AIM OF THE TASK
A faithful transcription of all the data is required.

□ □ □ □

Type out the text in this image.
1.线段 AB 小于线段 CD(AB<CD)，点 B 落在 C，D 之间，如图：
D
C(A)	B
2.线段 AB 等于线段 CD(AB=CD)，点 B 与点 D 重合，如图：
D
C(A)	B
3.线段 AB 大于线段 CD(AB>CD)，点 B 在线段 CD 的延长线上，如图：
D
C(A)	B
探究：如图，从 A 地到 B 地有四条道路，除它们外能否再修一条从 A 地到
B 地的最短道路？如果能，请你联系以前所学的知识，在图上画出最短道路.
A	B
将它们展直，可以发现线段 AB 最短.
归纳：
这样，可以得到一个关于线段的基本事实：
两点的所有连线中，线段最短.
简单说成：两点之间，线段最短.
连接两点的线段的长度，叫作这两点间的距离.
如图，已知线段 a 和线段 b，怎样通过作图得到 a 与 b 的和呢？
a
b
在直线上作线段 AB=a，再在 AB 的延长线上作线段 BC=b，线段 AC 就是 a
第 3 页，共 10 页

□ □ □ □

RESULT OF THE EXERCISE
Type out the text in this image.
1.线段 AB 小于线段 CD(AB<CD)，点 B 落在 C，D 之间，如图：
D
C(A)	B
2.线段 AB 等于线段 CD(AB=CD)，点 B 与点 D 重合，如图：
D
C(A)	B
3.线段 AB 大于线段 CD(AB>CD)，点 B 在线段 CD 的延长线上，如图：
D
C(A)	B
探究：如图，从 A 地到 B 地有四条道路，除它们外能否再修一条从 A 地到
B 地的最短道路？如果能，请你联系以前所学的知识，在图上画出最短道路.
A	B
将它们展直，可以发现线段 AB 最短.
归纳：
这样，可以得到一个关于线段的基本事实：
两点的所有连线中，线段最短.
简单说成：两点之间，线段最短.
连接两点的线段的长度，叫作这两点间的距离.
如图，已知线段 a 和线段 b，怎样通过作图得到 a 与 b 的和呢？
a
b
在直线上作线段 AB=a，再在 AB 的延长线上作线段 BC=b，线段 AC 就是 a
第 3 页，共 10 页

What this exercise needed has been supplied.